>> START INPUT DATA
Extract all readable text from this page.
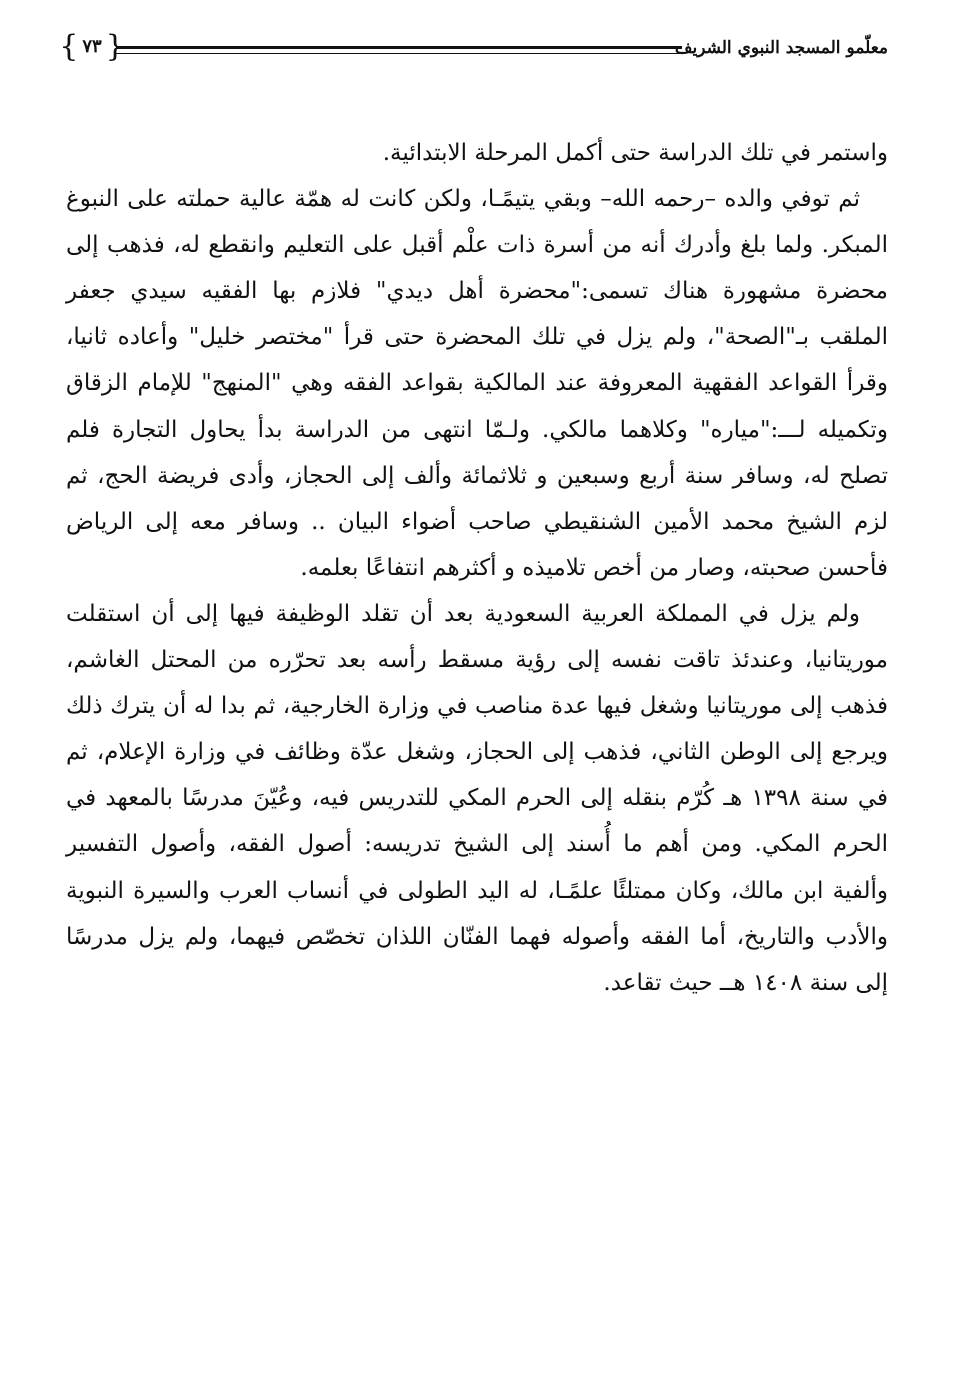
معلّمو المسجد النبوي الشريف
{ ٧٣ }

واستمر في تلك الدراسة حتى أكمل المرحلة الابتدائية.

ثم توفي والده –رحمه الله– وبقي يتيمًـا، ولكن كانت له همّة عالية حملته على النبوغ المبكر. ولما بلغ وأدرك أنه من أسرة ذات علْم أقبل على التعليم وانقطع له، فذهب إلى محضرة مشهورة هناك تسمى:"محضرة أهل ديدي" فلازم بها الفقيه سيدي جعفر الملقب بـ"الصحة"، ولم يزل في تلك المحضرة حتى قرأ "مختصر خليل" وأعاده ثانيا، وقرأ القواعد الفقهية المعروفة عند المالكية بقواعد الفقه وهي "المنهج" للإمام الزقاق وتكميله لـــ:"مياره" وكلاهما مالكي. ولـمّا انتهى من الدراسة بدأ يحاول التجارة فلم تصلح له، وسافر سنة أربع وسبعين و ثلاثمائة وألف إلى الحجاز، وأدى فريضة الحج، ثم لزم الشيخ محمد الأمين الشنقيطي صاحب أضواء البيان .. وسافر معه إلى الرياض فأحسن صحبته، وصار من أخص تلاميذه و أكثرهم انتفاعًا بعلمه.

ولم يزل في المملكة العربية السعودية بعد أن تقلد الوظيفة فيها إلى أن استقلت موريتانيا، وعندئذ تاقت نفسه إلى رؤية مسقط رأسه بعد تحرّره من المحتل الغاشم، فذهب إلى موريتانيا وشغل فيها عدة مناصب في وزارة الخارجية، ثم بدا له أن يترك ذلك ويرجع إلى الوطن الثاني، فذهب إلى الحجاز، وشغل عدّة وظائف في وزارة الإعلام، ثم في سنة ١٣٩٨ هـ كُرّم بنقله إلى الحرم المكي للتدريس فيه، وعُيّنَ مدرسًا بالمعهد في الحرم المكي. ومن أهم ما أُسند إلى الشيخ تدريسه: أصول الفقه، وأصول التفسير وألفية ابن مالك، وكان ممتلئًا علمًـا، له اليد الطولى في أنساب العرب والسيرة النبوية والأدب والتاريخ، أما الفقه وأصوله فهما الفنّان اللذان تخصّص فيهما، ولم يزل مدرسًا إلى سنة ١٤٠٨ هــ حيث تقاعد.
>> END INPUT DATA
>> START INPUT DATA
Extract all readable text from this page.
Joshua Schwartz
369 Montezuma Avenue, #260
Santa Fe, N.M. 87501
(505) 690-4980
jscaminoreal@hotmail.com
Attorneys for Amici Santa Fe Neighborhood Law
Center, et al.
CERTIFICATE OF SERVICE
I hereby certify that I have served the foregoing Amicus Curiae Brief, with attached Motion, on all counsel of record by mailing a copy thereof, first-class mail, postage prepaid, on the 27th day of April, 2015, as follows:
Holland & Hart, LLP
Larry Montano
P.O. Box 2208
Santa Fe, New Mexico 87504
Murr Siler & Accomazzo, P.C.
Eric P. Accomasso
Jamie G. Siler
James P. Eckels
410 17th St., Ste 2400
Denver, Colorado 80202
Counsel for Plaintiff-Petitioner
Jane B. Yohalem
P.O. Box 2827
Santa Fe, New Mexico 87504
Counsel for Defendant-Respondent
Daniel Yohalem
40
>> END INPUT DATA
* _GOAL OF THE EXERCISE_:
List each line of the entries that holds the string "Siler".

* _SOLUTION TO THE PROBLEM_:
Murr Siler & Accomazzo, P.C.
Jamie G. Siler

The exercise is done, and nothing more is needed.